(Rows from a figure dataset)
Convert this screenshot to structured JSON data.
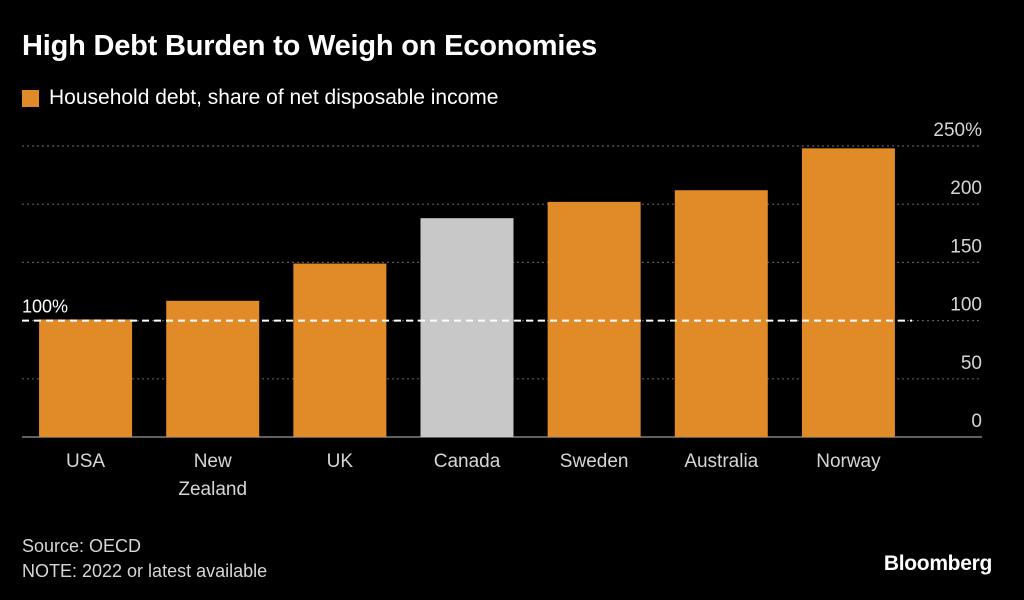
{
  "title": "High Debt Burden to Weigh on Economies",
  "legend": {
    "label": "Household debt, share of net disposable income",
    "color": "#e08b27"
  },
  "footer": {
    "source": "Source: OECD",
    "note": "NOTE: 2022 or latest available",
    "brand": "Bloomberg"
  },
  "chart_data": {
    "type": "bar",
    "title": "High Debt Burden to Weigh on Economies",
    "xlabel": "",
    "ylabel": "Household debt, share of net disposable income",
    "categories": [
      "USA",
      "New Zealand",
      "UK",
      "Canada",
      "Sweden",
      "Australia",
      "Norway"
    ],
    "category_lines": [
      [
        "USA"
      ],
      [
        "New",
        "Zealand"
      ],
      [
        "UK"
      ],
      [
        "Canada"
      ],
      [
        "Sweden"
      ],
      [
        "Australia"
      ],
      [
        "Norway"
      ]
    ],
    "series": [
      {
        "name": "Household debt, share of net disposable income",
        "values": [
          101,
          117,
          149,
          188,
          202,
          212,
          248
        ]
      }
    ],
    "bar_colors": [
      "#e08b27",
      "#e08b27",
      "#e08b27",
      "#c8c8c8",
      "#e08b27",
      "#e08b27",
      "#e08b27"
    ],
    "ylim": [
      0,
      250
    ],
    "y_ticks": [
      0,
      50,
      100,
      150,
      200,
      250
    ],
    "y_tick_labels": [
      "0",
      "50",
      "100",
      "150",
      "200",
      "250%"
    ],
    "y_axis_side": "right",
    "grid": true,
    "reference_line": {
      "value": 100,
      "label": "100%",
      "style": "dashed"
    }
  }
}
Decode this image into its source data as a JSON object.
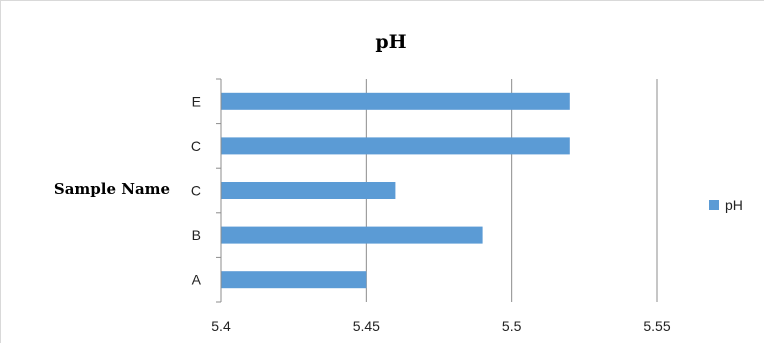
{
  "chart_data": {
    "type": "bar",
    "orientation": "horizontal",
    "title": "pH",
    "xlabel": "",
    "ylabel": "Sample Name",
    "categories": [
      "E",
      "C",
      "C",
      "B",
      "A"
    ],
    "series": [
      {
        "name": "pH",
        "values": [
          5.52,
          5.52,
          5.46,
          5.49,
          5.45
        ]
      }
    ],
    "xlim": [
      5.4,
      5.55
    ],
    "xticks": [
      5.4,
      5.45,
      5.5,
      5.55
    ],
    "xtick_labels": [
      "5.4",
      "5.45",
      "5.5",
      "5.55"
    ],
    "grid": "vertical",
    "legend_position": "right",
    "bar_color": "#5b9bd5",
    "grid_color": "#8c8c8c"
  }
}
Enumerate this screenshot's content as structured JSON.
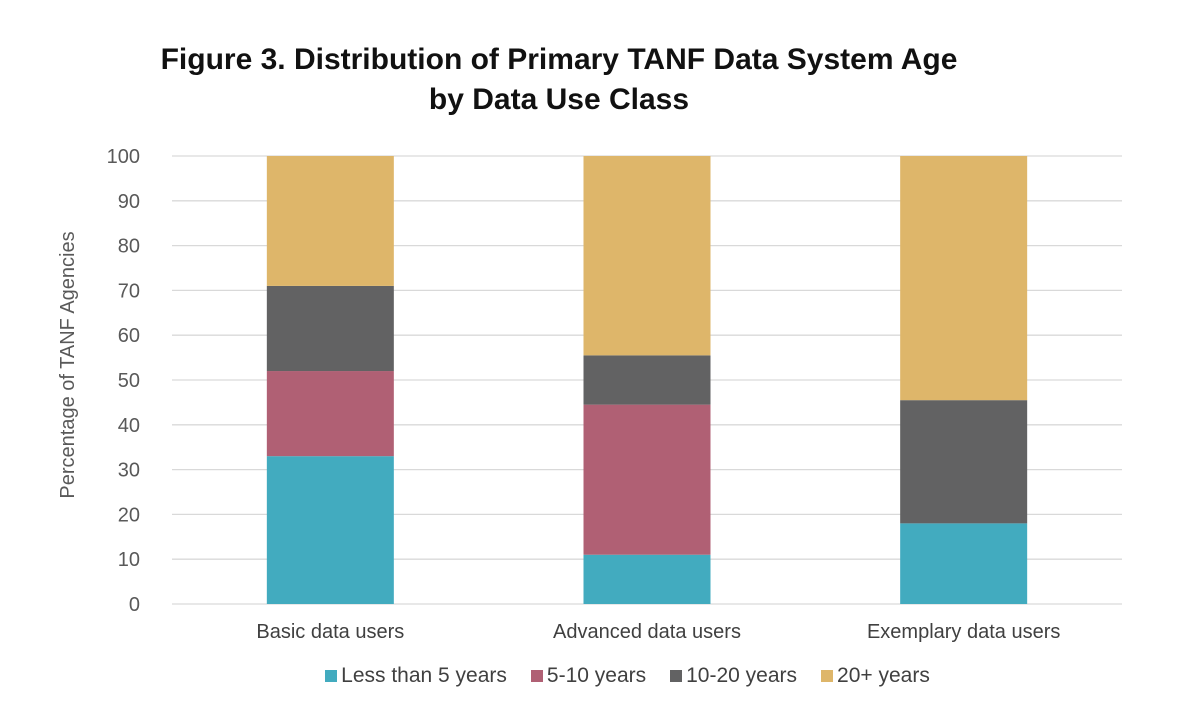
{
  "chart_data": {
    "type": "stacked-bar",
    "title": "Figure 3. Distribution of Primary TANF Data System Age",
    "title_line2": "by Data Use Class",
    "xlabel": "",
    "ylabel": "Percentage of TANF Agencies",
    "ylim": [
      0,
      100
    ],
    "yticks": [
      0,
      10,
      20,
      30,
      40,
      50,
      60,
      70,
      80,
      90,
      100
    ],
    "grid": true,
    "legend_position": "bottom",
    "categories": [
      "Basic data users",
      "Advanced data users",
      "Exemplary data users"
    ],
    "series": [
      {
        "name": "Less than 5 years",
        "color": "#42ABBF",
        "values": [
          33,
          11,
          18
        ]
      },
      {
        "name": "5-10 years",
        "color": "#B06074",
        "values": [
          19,
          33.5,
          0
        ]
      },
      {
        "name": "10-20 years",
        "color": "#626263",
        "values": [
          19,
          11,
          27.5
        ]
      },
      {
        "name": "20+ years",
        "color": "#DEB66A",
        "values": [
          29,
          44.5,
          54.5
        ]
      }
    ]
  }
}
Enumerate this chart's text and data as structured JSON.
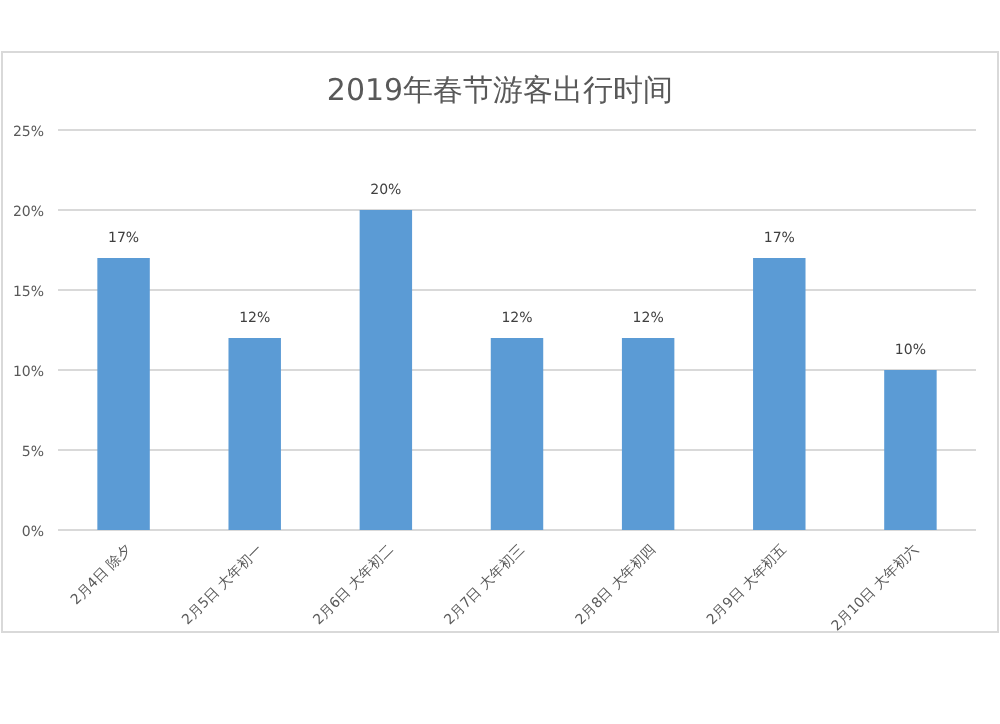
{
  "chart_data": {
    "type": "bar",
    "title": "2019年春节游客出行时间",
    "categories": [
      "2月4日 除夕",
      "2月5日 大年初一",
      "2月6日 大年初二",
      "2月7日 大年初三",
      "2月8日 大年初四",
      "2月9日 大年初五",
      "2月10日 大年初六"
    ],
    "values": [
      17,
      12,
      20,
      12,
      12,
      17,
      10
    ],
    "value_labels": [
      "17%",
      "12%",
      "20%",
      "12%",
      "12%",
      "17%",
      "10%"
    ],
    "color": "#5b9bd5",
    "ylim": [
      0,
      25
    ],
    "yticks": [
      {
        "value": 0,
        "label": "0%"
      },
      {
        "value": 5,
        "label": "5%"
      },
      {
        "value": 10,
        "label": "10%"
      },
      {
        "value": 15,
        "label": "15%"
      },
      {
        "value": 20,
        "label": "20%"
      },
      {
        "value": 25,
        "label": "25%"
      }
    ],
    "grid": "y"
  }
}
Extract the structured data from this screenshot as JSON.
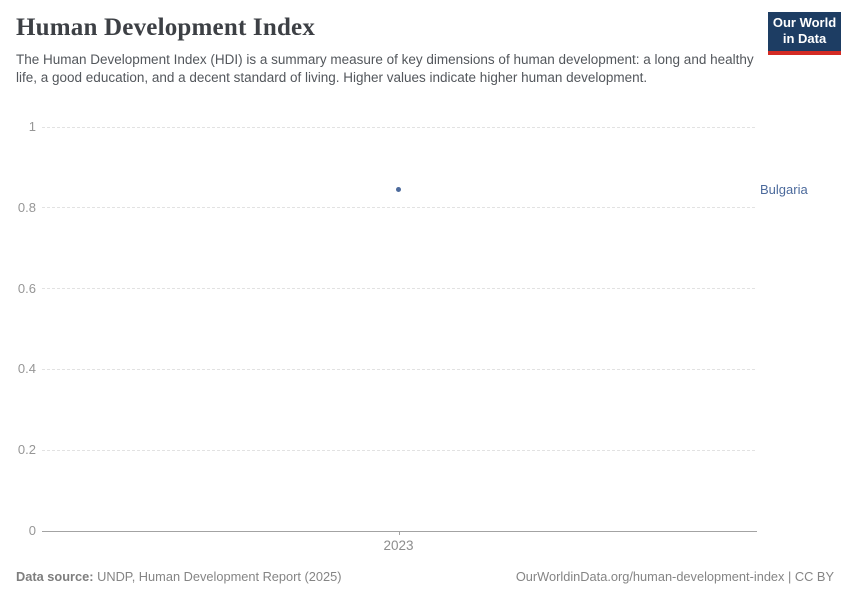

## YOUR OBJECTIVE
In the entries above, find every line with the word "right" and list it.

## OUTPUT
    "y_axis_side": "right",
    "legend_position": "right",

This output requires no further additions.